From the entries below, list each line with "death".

Dataset entries
● ● ● ●

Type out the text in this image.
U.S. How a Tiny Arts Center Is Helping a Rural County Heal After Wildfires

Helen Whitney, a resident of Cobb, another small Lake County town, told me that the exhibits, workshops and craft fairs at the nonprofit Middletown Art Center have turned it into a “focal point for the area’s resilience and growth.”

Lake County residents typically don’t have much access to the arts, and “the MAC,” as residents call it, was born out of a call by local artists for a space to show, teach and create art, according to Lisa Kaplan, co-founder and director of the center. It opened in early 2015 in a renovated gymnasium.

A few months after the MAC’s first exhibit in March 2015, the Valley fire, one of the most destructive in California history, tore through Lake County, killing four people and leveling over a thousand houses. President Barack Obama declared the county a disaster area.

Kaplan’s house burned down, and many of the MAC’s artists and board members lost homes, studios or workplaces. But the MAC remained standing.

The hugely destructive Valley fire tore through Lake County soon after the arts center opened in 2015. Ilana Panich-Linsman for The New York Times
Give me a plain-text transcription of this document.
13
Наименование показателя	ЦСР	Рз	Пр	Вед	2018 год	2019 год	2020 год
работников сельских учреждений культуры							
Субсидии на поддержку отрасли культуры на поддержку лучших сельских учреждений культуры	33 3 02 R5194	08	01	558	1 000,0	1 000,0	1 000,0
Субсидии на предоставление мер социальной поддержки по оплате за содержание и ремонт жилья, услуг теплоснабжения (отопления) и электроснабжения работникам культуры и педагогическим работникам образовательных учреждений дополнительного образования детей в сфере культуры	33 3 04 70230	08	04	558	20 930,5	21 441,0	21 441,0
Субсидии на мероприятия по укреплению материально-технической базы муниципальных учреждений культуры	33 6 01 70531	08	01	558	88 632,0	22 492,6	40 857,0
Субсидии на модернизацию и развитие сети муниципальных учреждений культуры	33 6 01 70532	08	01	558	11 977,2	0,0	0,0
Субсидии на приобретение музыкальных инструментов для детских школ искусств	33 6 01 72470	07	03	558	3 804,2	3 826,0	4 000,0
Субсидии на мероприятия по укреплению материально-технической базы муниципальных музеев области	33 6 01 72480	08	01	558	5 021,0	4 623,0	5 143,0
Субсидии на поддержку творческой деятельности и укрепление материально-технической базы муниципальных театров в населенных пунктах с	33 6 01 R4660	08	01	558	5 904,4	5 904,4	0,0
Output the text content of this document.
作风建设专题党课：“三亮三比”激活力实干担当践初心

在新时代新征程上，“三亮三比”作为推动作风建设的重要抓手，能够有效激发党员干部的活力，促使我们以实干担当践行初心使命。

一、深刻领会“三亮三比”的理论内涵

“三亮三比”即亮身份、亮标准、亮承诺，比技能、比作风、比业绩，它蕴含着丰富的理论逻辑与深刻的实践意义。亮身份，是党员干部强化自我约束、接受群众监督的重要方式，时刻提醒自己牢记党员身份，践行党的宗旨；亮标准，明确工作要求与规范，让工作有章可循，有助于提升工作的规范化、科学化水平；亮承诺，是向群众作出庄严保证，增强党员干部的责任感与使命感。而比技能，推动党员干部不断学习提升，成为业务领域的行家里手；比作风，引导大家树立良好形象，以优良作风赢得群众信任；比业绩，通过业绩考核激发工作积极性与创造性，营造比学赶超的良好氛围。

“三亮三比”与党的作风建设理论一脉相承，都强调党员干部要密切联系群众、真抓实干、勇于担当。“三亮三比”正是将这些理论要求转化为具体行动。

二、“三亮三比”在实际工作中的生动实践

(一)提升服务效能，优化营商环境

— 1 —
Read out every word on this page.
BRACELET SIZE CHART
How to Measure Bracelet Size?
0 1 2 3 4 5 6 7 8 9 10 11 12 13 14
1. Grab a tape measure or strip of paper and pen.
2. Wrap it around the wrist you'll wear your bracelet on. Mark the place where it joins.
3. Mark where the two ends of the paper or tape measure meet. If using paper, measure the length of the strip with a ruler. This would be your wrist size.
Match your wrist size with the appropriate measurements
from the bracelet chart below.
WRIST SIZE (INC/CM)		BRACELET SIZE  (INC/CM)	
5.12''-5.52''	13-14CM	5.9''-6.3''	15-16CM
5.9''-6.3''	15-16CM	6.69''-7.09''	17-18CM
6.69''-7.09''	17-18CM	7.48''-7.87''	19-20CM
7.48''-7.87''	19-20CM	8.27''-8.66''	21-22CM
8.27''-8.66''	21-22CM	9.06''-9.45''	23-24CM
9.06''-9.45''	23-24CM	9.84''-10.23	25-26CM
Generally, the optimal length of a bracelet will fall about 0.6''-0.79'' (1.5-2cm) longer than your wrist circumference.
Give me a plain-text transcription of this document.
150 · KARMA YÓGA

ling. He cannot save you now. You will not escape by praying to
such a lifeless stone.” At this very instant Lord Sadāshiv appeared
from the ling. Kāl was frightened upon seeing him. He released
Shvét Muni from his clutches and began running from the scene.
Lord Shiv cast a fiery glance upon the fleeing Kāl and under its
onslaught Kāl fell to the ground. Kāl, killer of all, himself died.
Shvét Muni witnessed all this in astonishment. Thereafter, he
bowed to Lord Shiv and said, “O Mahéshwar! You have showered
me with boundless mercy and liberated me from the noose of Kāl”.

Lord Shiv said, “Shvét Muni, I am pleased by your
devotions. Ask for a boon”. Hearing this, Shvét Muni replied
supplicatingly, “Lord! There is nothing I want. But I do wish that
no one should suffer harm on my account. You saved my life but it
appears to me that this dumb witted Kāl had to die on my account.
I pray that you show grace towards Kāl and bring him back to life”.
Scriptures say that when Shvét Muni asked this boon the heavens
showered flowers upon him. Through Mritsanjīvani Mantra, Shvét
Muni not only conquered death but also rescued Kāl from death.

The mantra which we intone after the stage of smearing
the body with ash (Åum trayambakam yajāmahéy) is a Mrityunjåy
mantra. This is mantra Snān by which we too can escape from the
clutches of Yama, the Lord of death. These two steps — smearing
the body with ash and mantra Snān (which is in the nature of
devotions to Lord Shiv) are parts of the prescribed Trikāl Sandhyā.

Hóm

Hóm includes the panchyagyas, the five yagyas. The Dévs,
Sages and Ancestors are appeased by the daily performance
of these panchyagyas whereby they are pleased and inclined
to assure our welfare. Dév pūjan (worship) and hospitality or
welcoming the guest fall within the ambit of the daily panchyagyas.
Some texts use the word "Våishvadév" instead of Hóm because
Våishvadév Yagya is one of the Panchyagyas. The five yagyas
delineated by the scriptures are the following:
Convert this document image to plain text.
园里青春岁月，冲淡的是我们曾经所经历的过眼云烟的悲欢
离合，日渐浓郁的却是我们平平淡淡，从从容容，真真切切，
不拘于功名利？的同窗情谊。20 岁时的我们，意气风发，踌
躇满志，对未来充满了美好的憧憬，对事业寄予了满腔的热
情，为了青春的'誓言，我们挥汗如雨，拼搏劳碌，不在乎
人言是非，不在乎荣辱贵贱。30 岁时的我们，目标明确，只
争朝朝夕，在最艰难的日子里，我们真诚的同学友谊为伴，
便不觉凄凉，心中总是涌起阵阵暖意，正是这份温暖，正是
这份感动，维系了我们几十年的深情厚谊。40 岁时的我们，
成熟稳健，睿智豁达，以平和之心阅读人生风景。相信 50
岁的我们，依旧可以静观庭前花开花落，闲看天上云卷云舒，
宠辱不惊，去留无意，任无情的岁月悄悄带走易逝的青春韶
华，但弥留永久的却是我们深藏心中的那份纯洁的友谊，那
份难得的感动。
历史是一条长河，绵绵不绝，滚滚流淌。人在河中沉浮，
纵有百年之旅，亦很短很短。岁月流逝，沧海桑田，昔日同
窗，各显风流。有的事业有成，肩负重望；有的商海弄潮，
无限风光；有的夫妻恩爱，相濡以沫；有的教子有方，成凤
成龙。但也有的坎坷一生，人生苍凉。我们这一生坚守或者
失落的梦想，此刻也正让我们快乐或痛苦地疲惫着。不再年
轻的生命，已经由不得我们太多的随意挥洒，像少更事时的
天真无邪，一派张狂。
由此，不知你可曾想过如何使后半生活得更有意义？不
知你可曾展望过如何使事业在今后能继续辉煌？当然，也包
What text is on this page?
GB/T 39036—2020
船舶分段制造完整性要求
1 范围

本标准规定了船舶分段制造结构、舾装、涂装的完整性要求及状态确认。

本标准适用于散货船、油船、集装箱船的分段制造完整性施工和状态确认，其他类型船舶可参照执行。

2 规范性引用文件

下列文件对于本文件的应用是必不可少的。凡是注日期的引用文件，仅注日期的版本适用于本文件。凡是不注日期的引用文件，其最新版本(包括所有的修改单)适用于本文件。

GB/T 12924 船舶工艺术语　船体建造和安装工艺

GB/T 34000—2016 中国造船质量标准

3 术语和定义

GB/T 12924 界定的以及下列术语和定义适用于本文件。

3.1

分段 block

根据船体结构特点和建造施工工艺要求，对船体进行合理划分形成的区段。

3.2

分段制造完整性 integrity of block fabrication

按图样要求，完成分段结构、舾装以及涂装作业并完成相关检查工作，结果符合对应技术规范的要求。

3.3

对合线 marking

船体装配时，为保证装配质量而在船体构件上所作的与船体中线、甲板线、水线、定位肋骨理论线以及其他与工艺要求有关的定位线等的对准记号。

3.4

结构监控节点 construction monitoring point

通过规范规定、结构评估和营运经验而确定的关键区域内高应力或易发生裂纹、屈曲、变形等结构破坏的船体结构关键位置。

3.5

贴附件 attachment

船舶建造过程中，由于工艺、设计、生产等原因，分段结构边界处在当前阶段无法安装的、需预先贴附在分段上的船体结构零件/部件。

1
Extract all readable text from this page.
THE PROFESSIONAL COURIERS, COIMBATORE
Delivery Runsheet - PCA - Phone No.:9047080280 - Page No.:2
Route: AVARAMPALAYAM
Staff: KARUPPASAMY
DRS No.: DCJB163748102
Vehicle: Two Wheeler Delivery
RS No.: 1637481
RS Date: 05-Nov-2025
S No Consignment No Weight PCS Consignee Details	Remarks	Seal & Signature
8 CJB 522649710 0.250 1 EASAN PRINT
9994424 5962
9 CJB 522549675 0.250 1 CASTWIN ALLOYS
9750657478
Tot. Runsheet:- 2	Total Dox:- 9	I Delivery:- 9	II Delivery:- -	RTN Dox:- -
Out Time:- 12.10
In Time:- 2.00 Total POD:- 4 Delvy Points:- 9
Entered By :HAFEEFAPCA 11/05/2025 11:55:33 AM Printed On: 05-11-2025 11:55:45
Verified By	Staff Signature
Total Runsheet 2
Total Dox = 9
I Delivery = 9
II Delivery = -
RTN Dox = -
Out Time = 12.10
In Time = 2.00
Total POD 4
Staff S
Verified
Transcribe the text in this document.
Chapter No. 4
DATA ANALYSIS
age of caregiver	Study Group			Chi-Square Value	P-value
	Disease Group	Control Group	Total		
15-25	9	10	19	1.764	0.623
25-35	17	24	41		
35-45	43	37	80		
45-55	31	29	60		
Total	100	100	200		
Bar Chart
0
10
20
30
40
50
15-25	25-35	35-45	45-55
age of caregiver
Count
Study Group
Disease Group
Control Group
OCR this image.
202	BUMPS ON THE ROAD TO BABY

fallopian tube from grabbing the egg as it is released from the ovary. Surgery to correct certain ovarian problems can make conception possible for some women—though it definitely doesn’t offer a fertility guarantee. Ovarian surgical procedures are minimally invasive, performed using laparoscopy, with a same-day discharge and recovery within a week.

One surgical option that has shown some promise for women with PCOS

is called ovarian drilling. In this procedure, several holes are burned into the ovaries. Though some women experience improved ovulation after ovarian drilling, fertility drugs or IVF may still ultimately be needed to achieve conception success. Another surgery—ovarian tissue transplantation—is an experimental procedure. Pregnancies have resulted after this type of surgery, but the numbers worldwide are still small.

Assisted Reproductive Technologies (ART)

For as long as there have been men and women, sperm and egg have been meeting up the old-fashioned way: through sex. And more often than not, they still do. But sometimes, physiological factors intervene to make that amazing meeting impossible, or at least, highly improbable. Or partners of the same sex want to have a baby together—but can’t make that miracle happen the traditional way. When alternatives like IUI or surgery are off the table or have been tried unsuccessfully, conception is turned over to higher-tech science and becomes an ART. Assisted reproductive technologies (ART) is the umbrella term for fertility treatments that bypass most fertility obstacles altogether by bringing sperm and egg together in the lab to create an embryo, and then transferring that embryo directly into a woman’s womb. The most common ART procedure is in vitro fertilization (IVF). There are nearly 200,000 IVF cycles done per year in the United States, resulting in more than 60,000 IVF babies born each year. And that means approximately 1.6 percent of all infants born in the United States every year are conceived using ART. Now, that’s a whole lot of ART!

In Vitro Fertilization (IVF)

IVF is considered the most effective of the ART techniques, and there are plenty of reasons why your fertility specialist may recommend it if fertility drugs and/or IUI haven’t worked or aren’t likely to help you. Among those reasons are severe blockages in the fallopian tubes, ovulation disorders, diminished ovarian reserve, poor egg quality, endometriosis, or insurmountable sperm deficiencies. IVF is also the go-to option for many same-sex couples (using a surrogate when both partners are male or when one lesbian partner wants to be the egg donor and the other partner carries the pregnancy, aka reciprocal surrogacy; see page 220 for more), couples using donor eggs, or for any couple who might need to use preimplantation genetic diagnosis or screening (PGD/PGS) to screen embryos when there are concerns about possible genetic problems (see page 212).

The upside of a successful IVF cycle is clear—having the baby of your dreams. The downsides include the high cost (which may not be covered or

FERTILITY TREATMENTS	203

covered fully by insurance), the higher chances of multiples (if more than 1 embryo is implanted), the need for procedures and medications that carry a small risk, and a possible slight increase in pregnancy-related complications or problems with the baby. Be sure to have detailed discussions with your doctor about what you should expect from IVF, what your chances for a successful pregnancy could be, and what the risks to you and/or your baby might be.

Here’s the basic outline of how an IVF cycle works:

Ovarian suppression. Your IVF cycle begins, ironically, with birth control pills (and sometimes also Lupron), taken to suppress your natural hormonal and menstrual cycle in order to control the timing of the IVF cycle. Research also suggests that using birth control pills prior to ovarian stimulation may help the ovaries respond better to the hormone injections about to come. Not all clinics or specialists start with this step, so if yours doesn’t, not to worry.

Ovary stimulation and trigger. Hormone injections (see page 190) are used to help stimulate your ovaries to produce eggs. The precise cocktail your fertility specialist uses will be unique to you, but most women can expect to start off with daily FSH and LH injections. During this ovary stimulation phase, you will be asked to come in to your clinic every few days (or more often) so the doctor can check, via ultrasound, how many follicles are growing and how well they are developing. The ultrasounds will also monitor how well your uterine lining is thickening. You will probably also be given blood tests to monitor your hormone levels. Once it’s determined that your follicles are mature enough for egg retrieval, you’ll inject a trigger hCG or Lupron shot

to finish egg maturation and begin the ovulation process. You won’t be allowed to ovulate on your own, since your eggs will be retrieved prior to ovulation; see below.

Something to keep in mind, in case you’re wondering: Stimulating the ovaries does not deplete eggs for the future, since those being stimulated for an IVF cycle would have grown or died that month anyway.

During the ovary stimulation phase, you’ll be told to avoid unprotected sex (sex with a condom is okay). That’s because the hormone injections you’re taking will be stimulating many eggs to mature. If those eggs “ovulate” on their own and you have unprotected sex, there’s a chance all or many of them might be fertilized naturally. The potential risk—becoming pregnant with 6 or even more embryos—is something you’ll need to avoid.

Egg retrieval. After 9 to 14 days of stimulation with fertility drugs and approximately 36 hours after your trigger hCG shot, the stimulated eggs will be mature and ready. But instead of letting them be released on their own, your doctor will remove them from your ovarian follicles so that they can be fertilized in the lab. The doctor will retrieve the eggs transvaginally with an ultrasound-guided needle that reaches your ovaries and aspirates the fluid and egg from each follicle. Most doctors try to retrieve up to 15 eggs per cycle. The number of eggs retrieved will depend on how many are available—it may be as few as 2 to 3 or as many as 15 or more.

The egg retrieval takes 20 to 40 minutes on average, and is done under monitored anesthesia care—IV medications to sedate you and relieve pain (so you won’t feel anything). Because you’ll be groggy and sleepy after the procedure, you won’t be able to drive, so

● ● ● ●

§ Right answer
Muni not only conquered death but also rescued Kāl from death.
clutches of Yama, the Lord of death. These two steps — smearing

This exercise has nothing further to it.